• _SUPPLIED PASSAGE_
Let’s start with a joke: A CEO asks one of his senior executives to prepare the annual plan for the upcoming year and wants to focus on the marketing and business development plan. After a couple of weeks, a status meeting was scheduled to present the preliminary deliverables. At the meeting, the senior manager presented his yearly plan: Two lines in excel, one for a 'marketing plan' and the second for a 'business development plan', with 52 columns to represent the weeks. Then, in every single cell in the plan is one word: "On-Going."

If it hadn’t been sad, it would have been funny.

"On-Going" Yearly Planning

One of my hobbies is 'planning'. Literally. A decade plan, a five-year plan and an annual.

Planning Mode

There is some satisfaction that cannot be explained when you set goals for several years ahead, build a strategic plan, outline initial tactics and get going. Then, after a few years, you achieve the same goals. The thing is, real satisfaction does not come (only) from achieving the goals themselves; after all, the most vital internal desire for those goals was several years ago. The absolute satisfaction is after achieving the goal, looking back on all those years of work from the starting point, smiling. Like a mountaineer who reached the mountain's peak, looking at the view and contemplating his entire journey from the moment he decided to conquer the mountain till that very peak. Like a wormhole connecting a direct line from the past to the future, traversing throughout all dimensions of time.


There are dozens, if not hundreds, of planning tools. For projects, software, product and company management. Starting with basic Excel and MS Project, and in recent years, new and high-quality tools such as Monday.com, ProWorkflow, Asana, Notion and more have come into the market. Note that this is a planning tool for projects, departments and companies.

But the catch is you can learn and master any planning tool and know all the features and tricks, but if you don't know *how to plan*, you are considered as a new driver in the Formula-1 racing car. It’s charming that you know to recognize the steering wheel and pedals, but you are definitely going to meet the wall in the first corner.

• _PROVIDED MATERIAL_

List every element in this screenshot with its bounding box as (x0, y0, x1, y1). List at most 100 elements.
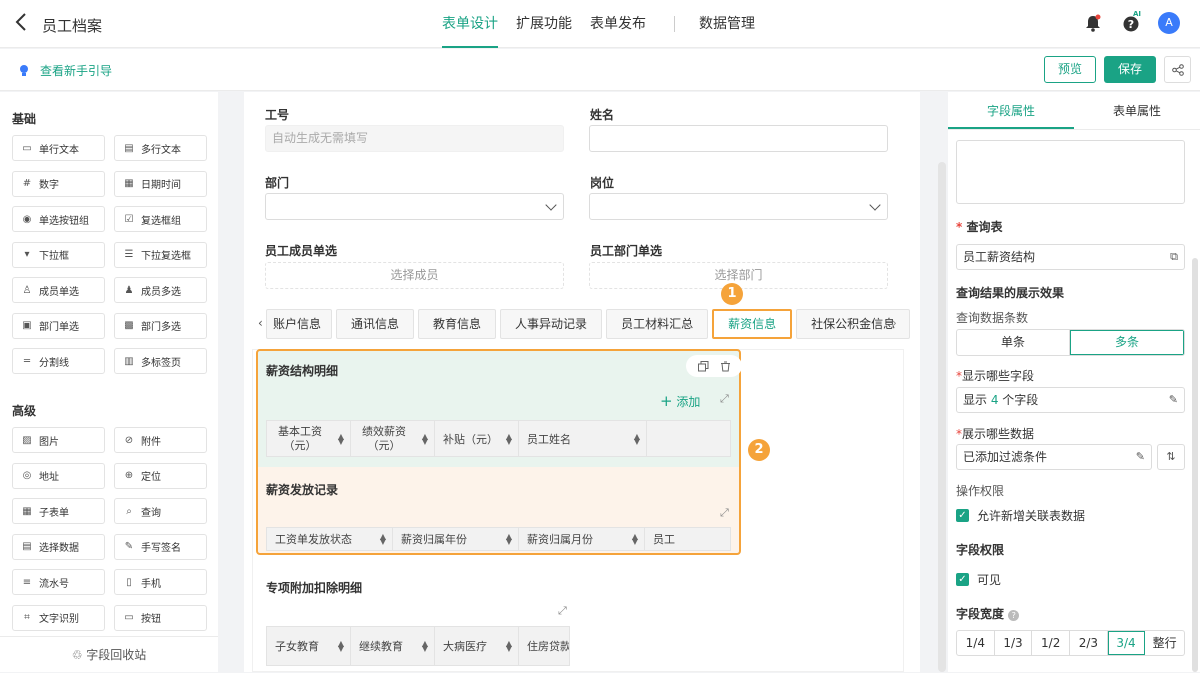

• _YOUR TASKS_
a) Answer these about the planning passage:
(i) In the joke, how many columns did the Excel plan have, and what did they represent?
(ii) What three plans does the writer list as a hobby?
(iii) Which tools does the passage name as having come into the market in recent years?
b) From the planning passage, copy word for word the part that opens with the words containing "Let’s start with" and closes with "have been funny.".

• _TASK-BY-TASK RESULTS_
a)
(i) 52 columns, representing the weeks.
(ii) A decade plan, a five-year plan and an annual plan.
(iii) Monday.com, ProWorkflow, Asana and Notion.

b)
Let’s start with a joke: A CEO asks one of his senior executives to prepare the annual plan for the upcoming year and wants to focus on the marketing and business development plan. After a couple of weeks, a status meeting was scheduled to present the preliminary deliverables. At the meeting, the senior manager presented his yearly plan: Two lines in excel, one for a 'marketing plan' and the second for a 'business development plan', with 52 columns to represent the weeks. Then, in every single cell in the plan is one word: "On-Going."

If it hadn’t been sad, it would have been funny.